**Passage to read**:
--------------------------------------------------

0
votes

I am creating a QGraphicsView, which shows a QGraphicsScene.

I set the background of the scene to a QImage bitmap, with:

scene()->setBackgroundBrush(myQImage);

I would like this image to tile relative to an offset, as I can do with:

painter.drawTiledPixmap(this->rect(), QPixmap::fromImage(myQImage), bgOffset);

Is there a way to do this, or should I just ignore the background brush ability of QGraphicsScene, and do it with a painter? This loses me caching of what might be a large background, though, and would royally mess up the scrollbars, so I'd rather not.

[Edit, context: I have a what is essentially a sprite-based character-designer (or avatar designer). I want people to be able to display a tiling background of their choosing, but I cannot restrict the dimensions of the background, and the central tile of the background must be displayed at a user-defined offset relative to the sprite they are designing. This background can be anything from a simple grid background (for pixel alignment), to a screenshot of an ingame map (character must be alignable to stand in the center of their desired map square), to a picture of another character's avatar for them to compare to or align against in a pixel-perfect way, and so on...]

1
You can edit the image itself to emulate background offset. You need to resort rows and columns so that origin point is at (0, 0). You can do that by cutting image into 4 pieces and joining them together in a different order. - Pavel Strakhov
Good approach, though since it's user-provided graphics, with a user-provided offset (I've edited OP with context), I'd have to edit on-the-fly in memory, which would be kludgy... but feasible, and wouldn't break the scrollbars, at least. Plonk this in an answer and I'll accept it if no better approach turns up. - Dewi Morgan
Don't forget to write it up as an answer, or I can't mark it as accepted! - Dewi Morgan

1 Answers

1
votes

You can edit the image itself to emulate background offset. You need to resort rows and columns so that origin point is at (0, 0). You can do that by cutting image into 4 pieces and joining them together in a different order.

--------------------------------------------------

Dataset entries:
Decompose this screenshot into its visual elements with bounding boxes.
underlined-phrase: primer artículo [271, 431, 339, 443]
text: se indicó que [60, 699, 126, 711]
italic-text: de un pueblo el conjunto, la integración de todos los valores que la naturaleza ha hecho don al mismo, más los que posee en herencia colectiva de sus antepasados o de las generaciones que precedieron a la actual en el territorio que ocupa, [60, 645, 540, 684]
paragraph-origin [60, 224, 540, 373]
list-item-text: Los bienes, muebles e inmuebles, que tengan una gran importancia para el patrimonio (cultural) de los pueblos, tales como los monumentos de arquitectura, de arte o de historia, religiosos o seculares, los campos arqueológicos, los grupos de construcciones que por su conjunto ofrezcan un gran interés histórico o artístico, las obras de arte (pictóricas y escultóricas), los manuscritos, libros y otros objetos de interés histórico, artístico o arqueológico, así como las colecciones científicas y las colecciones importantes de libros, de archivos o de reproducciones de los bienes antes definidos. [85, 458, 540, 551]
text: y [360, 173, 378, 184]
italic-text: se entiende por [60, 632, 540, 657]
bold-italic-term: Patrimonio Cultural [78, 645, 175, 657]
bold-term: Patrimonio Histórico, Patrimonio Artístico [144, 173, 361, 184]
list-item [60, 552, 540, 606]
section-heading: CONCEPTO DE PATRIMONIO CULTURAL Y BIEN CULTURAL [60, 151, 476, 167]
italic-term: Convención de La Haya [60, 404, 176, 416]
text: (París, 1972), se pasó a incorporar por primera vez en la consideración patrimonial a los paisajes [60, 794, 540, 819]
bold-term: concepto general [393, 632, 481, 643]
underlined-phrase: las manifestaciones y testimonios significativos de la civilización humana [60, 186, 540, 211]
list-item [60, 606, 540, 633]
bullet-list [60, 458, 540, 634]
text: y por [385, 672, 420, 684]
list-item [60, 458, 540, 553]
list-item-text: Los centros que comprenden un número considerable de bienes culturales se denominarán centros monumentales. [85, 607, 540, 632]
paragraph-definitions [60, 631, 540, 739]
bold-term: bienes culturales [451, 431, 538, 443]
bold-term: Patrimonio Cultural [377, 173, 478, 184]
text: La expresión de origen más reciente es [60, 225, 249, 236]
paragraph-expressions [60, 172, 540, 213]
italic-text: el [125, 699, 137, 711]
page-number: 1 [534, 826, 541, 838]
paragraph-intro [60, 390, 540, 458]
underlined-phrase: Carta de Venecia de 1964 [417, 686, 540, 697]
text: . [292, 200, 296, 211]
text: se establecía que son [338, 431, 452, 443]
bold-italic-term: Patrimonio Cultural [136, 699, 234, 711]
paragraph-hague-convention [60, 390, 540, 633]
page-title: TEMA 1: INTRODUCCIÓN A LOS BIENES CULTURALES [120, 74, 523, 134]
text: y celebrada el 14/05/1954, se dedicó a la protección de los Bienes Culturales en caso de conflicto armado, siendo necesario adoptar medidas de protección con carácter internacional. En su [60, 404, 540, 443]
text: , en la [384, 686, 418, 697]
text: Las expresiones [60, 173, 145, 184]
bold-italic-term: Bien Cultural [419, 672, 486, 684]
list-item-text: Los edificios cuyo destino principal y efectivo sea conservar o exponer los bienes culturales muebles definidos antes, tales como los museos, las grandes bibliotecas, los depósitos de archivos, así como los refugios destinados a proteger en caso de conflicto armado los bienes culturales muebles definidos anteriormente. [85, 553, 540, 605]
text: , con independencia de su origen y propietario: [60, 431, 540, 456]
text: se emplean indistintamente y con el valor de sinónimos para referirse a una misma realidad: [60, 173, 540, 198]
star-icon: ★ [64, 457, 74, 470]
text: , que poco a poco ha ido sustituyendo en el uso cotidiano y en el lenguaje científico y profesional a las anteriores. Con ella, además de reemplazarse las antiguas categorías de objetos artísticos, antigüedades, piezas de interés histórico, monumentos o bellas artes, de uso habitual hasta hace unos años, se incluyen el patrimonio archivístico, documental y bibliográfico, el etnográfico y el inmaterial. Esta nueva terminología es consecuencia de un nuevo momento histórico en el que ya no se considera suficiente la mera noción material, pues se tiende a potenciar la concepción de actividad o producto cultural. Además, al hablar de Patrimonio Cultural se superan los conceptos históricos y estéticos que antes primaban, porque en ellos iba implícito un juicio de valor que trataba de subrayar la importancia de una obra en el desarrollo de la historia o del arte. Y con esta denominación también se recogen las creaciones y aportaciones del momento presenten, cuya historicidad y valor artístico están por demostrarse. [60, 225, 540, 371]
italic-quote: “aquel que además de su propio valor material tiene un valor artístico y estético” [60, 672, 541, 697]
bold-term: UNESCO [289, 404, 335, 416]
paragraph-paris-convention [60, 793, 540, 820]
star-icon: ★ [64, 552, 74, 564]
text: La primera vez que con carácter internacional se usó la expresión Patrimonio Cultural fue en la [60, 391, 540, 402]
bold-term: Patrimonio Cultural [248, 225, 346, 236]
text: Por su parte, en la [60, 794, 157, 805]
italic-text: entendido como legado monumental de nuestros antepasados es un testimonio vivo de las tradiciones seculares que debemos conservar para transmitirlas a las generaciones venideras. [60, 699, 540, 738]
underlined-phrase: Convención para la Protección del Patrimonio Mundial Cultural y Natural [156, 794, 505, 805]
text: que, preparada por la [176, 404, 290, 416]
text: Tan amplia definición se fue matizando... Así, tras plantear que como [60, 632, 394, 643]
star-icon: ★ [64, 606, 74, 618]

--------------------------------------------------

**Task to carry out**:
In the QGraphicsScene background question at the top of the page, into how many pieces does the suggested answer say to cut the image?

**Response to this exercise**:
Four pieces.